--- SUPPLIED MATERIAL ---
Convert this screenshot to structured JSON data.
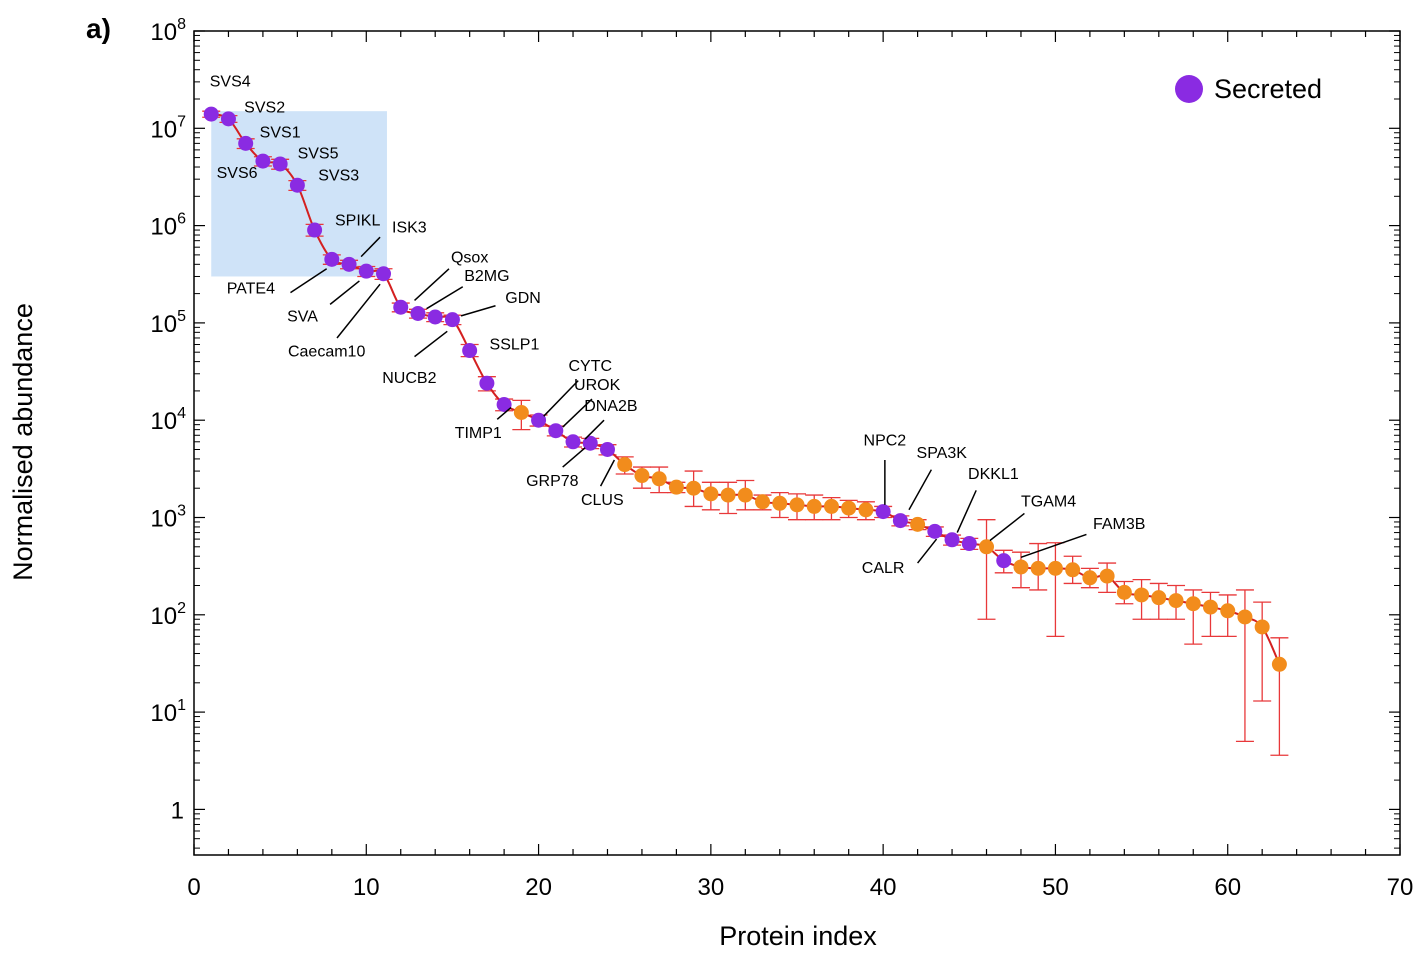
{
  "chart_data": {
    "type": "scatter",
    "panel_label": "a)",
    "xlabel": "Protein index",
    "ylabel": "Normalised abundance",
    "xlim": [
      0,
      70
    ],
    "ylim": [
      0.3,
      100000000
    ],
    "yscale": "log",
    "x_ticks": [
      0,
      10,
      20,
      30,
      40,
      50,
      60,
      70
    ],
    "y_ticks": [
      {
        "value": 1,
        "base": "1",
        "exp": ""
      },
      {
        "value": 10,
        "base": "10",
        "exp": "1"
      },
      {
        "value": 100,
        "base": "10",
        "exp": "2"
      },
      {
        "value": 1000,
        "base": "10",
        "exp": "3"
      },
      {
        "value": 10000,
        "base": "10",
        "exp": "4"
      },
      {
        "value": 100000,
        "base": "10",
        "exp": "5"
      },
      {
        "value": 1000000,
        "base": "10",
        "exp": "6"
      },
      {
        "value": 10000000,
        "base": "10",
        "exp": "7"
      },
      {
        "value": 100000000,
        "base": "10",
        "exp": "8"
      }
    ],
    "legend": {
      "label": "Secreted",
      "position": "top-right"
    },
    "colors": {
      "secreted": "#8a2be2",
      "other": "#f28c1c",
      "line": "#d42020",
      "error": "#e8383a",
      "highlight": "#cfe3f8"
    },
    "highlight_region": {
      "x": [
        1,
        11.2
      ],
      "y": [
        300000,
        15000000
      ]
    },
    "points": [
      {
        "x": 1,
        "y": 14000000,
        "lo": 13000000,
        "hi": 15000000,
        "secreted": true
      },
      {
        "x": 2,
        "y": 12500000,
        "lo": 11500000,
        "hi": 13500000,
        "secreted": true
      },
      {
        "x": 3,
        "y": 7000000,
        "lo": 6200000,
        "hi": 7800000,
        "secreted": true
      },
      {
        "x": 4,
        "y": 4600000,
        "lo": 4100000,
        "hi": 5100000,
        "secreted": true
      },
      {
        "x": 5,
        "y": 4300000,
        "lo": 3800000,
        "hi": 4800000,
        "secreted": true
      },
      {
        "x": 6,
        "y": 2600000,
        "lo": 2300000,
        "hi": 2900000,
        "secreted": true
      },
      {
        "x": 7,
        "y": 900000,
        "lo": 780000,
        "hi": 1030000,
        "secreted": true
      },
      {
        "x": 8,
        "y": 450000,
        "lo": 400000,
        "hi": 500000,
        "secreted": true
      },
      {
        "x": 9,
        "y": 400000,
        "lo": 360000,
        "hi": 440000,
        "secreted": true
      },
      {
        "x": 10,
        "y": 340000,
        "lo": 300000,
        "hi": 380000,
        "secreted": true
      },
      {
        "x": 11,
        "y": 320000,
        "lo": 280000,
        "hi": 360000,
        "secreted": true
      },
      {
        "x": 12,
        "y": 145000,
        "lo": 130000,
        "hi": 160000,
        "secreted": true
      },
      {
        "x": 13,
        "y": 125000,
        "lo": 112000,
        "hi": 138000,
        "secreted": true
      },
      {
        "x": 14,
        "y": 115000,
        "lo": 103000,
        "hi": 127000,
        "secreted": true
      },
      {
        "x": 15,
        "y": 108000,
        "lo": 96000,
        "hi": 120000,
        "secreted": true
      },
      {
        "x": 16,
        "y": 52000,
        "lo": 45000,
        "hi": 60000,
        "secreted": true
      },
      {
        "x": 17,
        "y": 24000,
        "lo": 20000,
        "hi": 28000,
        "secreted": true
      },
      {
        "x": 18,
        "y": 14500,
        "lo": 12500,
        "hi": 16500,
        "secreted": true
      },
      {
        "x": 19,
        "y": 12000,
        "lo": 8000,
        "hi": 16000,
        "secreted": false
      },
      {
        "x": 20,
        "y": 10000,
        "lo": 8700,
        "hi": 11300,
        "secreted": true
      },
      {
        "x": 21,
        "y": 7800,
        "lo": 6900,
        "hi": 8700,
        "secreted": true
      },
      {
        "x": 22,
        "y": 6000,
        "lo": 5300,
        "hi": 6700,
        "secreted": true
      },
      {
        "x": 23,
        "y": 5800,
        "lo": 5100,
        "hi": 6500,
        "secreted": true
      },
      {
        "x": 24,
        "y": 5000,
        "lo": 4400,
        "hi": 5600,
        "secreted": true
      },
      {
        "x": 25,
        "y": 3500,
        "lo": 2800,
        "hi": 4200,
        "secreted": false
      },
      {
        "x": 26,
        "y": 2700,
        "lo": 2000,
        "hi": 3300,
        "secreted": false
      },
      {
        "x": 27,
        "y": 2500,
        "lo": 1800,
        "hi": 3300,
        "secreted": false
      },
      {
        "x": 28,
        "y": 2050,
        "lo": 1800,
        "hi": 2300,
        "secreted": false
      },
      {
        "x": 29,
        "y": 2000,
        "lo": 1300,
        "hi": 3000,
        "secreted": false
      },
      {
        "x": 30,
        "y": 1750,
        "lo": 1200,
        "hi": 2300,
        "secreted": false
      },
      {
        "x": 31,
        "y": 1700,
        "lo": 1100,
        "hi": 2300,
        "secreted": false
      },
      {
        "x": 32,
        "y": 1700,
        "lo": 1200,
        "hi": 2400,
        "secreted": false
      },
      {
        "x": 33,
        "y": 1450,
        "lo": 1200,
        "hi": 1700,
        "secreted": false
      },
      {
        "x": 34,
        "y": 1400,
        "lo": 1000,
        "hi": 1800,
        "secreted": false
      },
      {
        "x": 35,
        "y": 1350,
        "lo": 950,
        "hi": 1750,
        "secreted": false
      },
      {
        "x": 36,
        "y": 1300,
        "lo": 950,
        "hi": 1700,
        "secreted": false
      },
      {
        "x": 37,
        "y": 1300,
        "lo": 950,
        "hi": 1600,
        "secreted": false
      },
      {
        "x": 38,
        "y": 1250,
        "lo": 1000,
        "hi": 1500,
        "secreted": false
      },
      {
        "x": 39,
        "y": 1200,
        "lo": 950,
        "hi": 1450,
        "secreted": false
      },
      {
        "x": 40,
        "y": 1150,
        "lo": 1000,
        "hi": 1300,
        "secreted": true
      },
      {
        "x": 41,
        "y": 930,
        "lo": 820,
        "hi": 1040,
        "secreted": true
      },
      {
        "x": 42,
        "y": 850,
        "lo": 750,
        "hi": 950,
        "secreted": false
      },
      {
        "x": 43,
        "y": 720,
        "lo": 640,
        "hi": 800,
        "secreted": true
      },
      {
        "x": 44,
        "y": 590,
        "lo": 520,
        "hi": 660,
        "secreted": true
      },
      {
        "x": 45,
        "y": 540,
        "lo": 470,
        "hi": 610,
        "secreted": true
      },
      {
        "x": 46,
        "y": 500,
        "lo": 90,
        "hi": 950,
        "secreted": false
      },
      {
        "x": 47,
        "y": 360,
        "lo": 270,
        "hi": 460,
        "secreted": true
      },
      {
        "x": 48,
        "y": 310,
        "lo": 190,
        "hi": 440,
        "secreted": false
      },
      {
        "x": 49,
        "y": 300,
        "lo": 180,
        "hi": 540,
        "secreted": false
      },
      {
        "x": 50,
        "y": 300,
        "lo": 60,
        "hi": 550,
        "secreted": false
      },
      {
        "x": 51,
        "y": 290,
        "lo": 210,
        "hi": 400,
        "secreted": false
      },
      {
        "x": 52,
        "y": 240,
        "lo": 190,
        "hi": 300,
        "secreted": false
      },
      {
        "x": 53,
        "y": 250,
        "lo": 170,
        "hi": 340,
        "secreted": false
      },
      {
        "x": 54,
        "y": 170,
        "lo": 130,
        "hi": 220,
        "secreted": false
      },
      {
        "x": 55,
        "y": 160,
        "lo": 90,
        "hi": 230,
        "secreted": false
      },
      {
        "x": 56,
        "y": 150,
        "lo": 90,
        "hi": 210,
        "secreted": false
      },
      {
        "x": 57,
        "y": 140,
        "lo": 90,
        "hi": 200,
        "secreted": false
      },
      {
        "x": 58,
        "y": 130,
        "lo": 50,
        "hi": 180,
        "secreted": false
      },
      {
        "x": 59,
        "y": 120,
        "lo": 60,
        "hi": 170,
        "secreted": false
      },
      {
        "x": 60,
        "y": 110,
        "lo": 60,
        "hi": 160,
        "secreted": false
      },
      {
        "x": 61,
        "y": 95,
        "lo": 5,
        "hi": 180,
        "secreted": false
      },
      {
        "x": 62,
        "y": 75,
        "lo": 13,
        "hi": 135,
        "secreted": false
      },
      {
        "x": 63,
        "y": 31,
        "lo": 3.6,
        "hi": 58,
        "secreted": false
      }
    ],
    "annotations": [
      {
        "label": "SVS4",
        "x": 2.1,
        "y": 27000000
      },
      {
        "label": "SVS2",
        "x": 4.1,
        "y": 14500000
      },
      {
        "label": "SVS1",
        "x": 5.0,
        "y": 8000000
      },
      {
        "label": "SVS5",
        "x": 7.2,
        "y": 4900000
      },
      {
        "label": "SVS6",
        "x": 2.5,
        "y": 3100000
      },
      {
        "label": "SVS3",
        "x": 8.4,
        "y": 2900000
      },
      {
        "label": "SPIKL",
        "x": 9.5,
        "y": 1000000
      },
      {
        "label": "ISK3",
        "x": 12.5,
        "y": 850000,
        "line": [
          [
            10.8,
            760000
          ],
          [
            9.7,
            480000
          ]
        ]
      },
      {
        "label": "Qsox",
        "x": 16.0,
        "y": 420000,
        "line": [
          [
            14.8,
            360000
          ],
          [
            12.8,
            170000
          ]
        ]
      },
      {
        "label": "B2MG",
        "x": 17.0,
        "y": 270000,
        "line": [
          [
            15.6,
            235000
          ],
          [
            13.5,
            140000
          ]
        ]
      },
      {
        "label": "GDN",
        "x": 19.1,
        "y": 160000,
        "line": [
          [
            17.5,
            150000
          ],
          [
            15.5,
            118000
          ]
        ]
      },
      {
        "label": "PATE4",
        "x": 3.3,
        "y": 200000,
        "line": [
          [
            5.6,
            205000
          ],
          [
            7.7,
            360000
          ]
        ]
      },
      {
        "label": "SVA",
        "x": 6.3,
        "y": 103000,
        "line": [
          [
            7.9,
            155000
          ],
          [
            9.6,
            270000
          ]
        ]
      },
      {
        "label": "Caecam10",
        "x": 7.7,
        "y": 45000,
        "line": [
          [
            8.3,
            70000
          ],
          [
            10.8,
            250000
          ]
        ]
      },
      {
        "label": "NUCB2",
        "x": 12.5,
        "y": 24000,
        "line": [
          [
            12.8,
            45000
          ],
          [
            14.7,
            82000
          ]
        ]
      },
      {
        "label": "SSLP1",
        "x": 18.6,
        "y": 53000
      },
      {
        "label": "CYTC",
        "x": 23.0,
        "y": 32000,
        "line": [
          [
            22.3,
            25500
          ],
          [
            20.3,
            11000
          ]
        ]
      },
      {
        "label": "UROK",
        "x": 23.4,
        "y": 20500,
        "line": [
          [
            23.1,
            16500
          ],
          [
            21.4,
            8500
          ]
        ]
      },
      {
        "label": "DNA2B",
        "x": 24.2,
        "y": 12500,
        "line": [
          [
            23.8,
            10000
          ],
          [
            22.7,
            6400
          ]
        ]
      },
      {
        "label": "TIMP1",
        "x": 16.5,
        "y": 6600,
        "line": [
          [
            17.6,
            10200
          ],
          [
            18.4,
            13500
          ]
        ]
      },
      {
        "label": "GRP78",
        "x": 20.8,
        "y": 2100,
        "line": [
          [
            21.4,
            3300
          ],
          [
            22.7,
            5200
          ]
        ]
      },
      {
        "label": "CLUS",
        "x": 23.7,
        "y": 1350,
        "line": [
          [
            23.6,
            2100
          ],
          [
            24.4,
            3900
          ]
        ]
      },
      {
        "label": "NPC2",
        "x": 40.1,
        "y": 5500,
        "line": [
          [
            40.1,
            3900
          ],
          [
            40.1,
            1350
          ]
        ]
      },
      {
        "label": "SPA3K",
        "x": 43.4,
        "y": 4100,
        "line": [
          [
            42.8,
            3100
          ],
          [
            41.5,
            1200
          ]
        ]
      },
      {
        "label": "DKKL1",
        "x": 46.4,
        "y": 2500,
        "line": [
          [
            45.4,
            1900
          ],
          [
            44.3,
            700
          ]
        ]
      },
      {
        "label": "TGAM4",
        "x": 49.6,
        "y": 1300,
        "line": [
          [
            48.2,
            1100
          ],
          [
            46.2,
            580
          ]
        ]
      },
      {
        "label": "FAM3B",
        "x": 53.7,
        "y": 760,
        "line": [
          [
            51.8,
            670
          ],
          [
            48.0,
            390
          ]
        ]
      },
      {
        "label": "CALR",
        "x": 40.0,
        "y": 270,
        "line": [
          [
            42.0,
            340
          ],
          [
            43.1,
            600
          ]
        ]
      }
    ]
  }
}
---
TASK STATEMENT: Where does the string "value" appear in the records above? Show every line that holds it.

REPLY TO THE EXERCISE:
        "value": 1,
        "value": 10,
        "value": 100,
        "value": 1000,
        "value": 10000,
        "value": 100000,
        "value": 1000000,
        "value": 10000000,
        "value": 100000000,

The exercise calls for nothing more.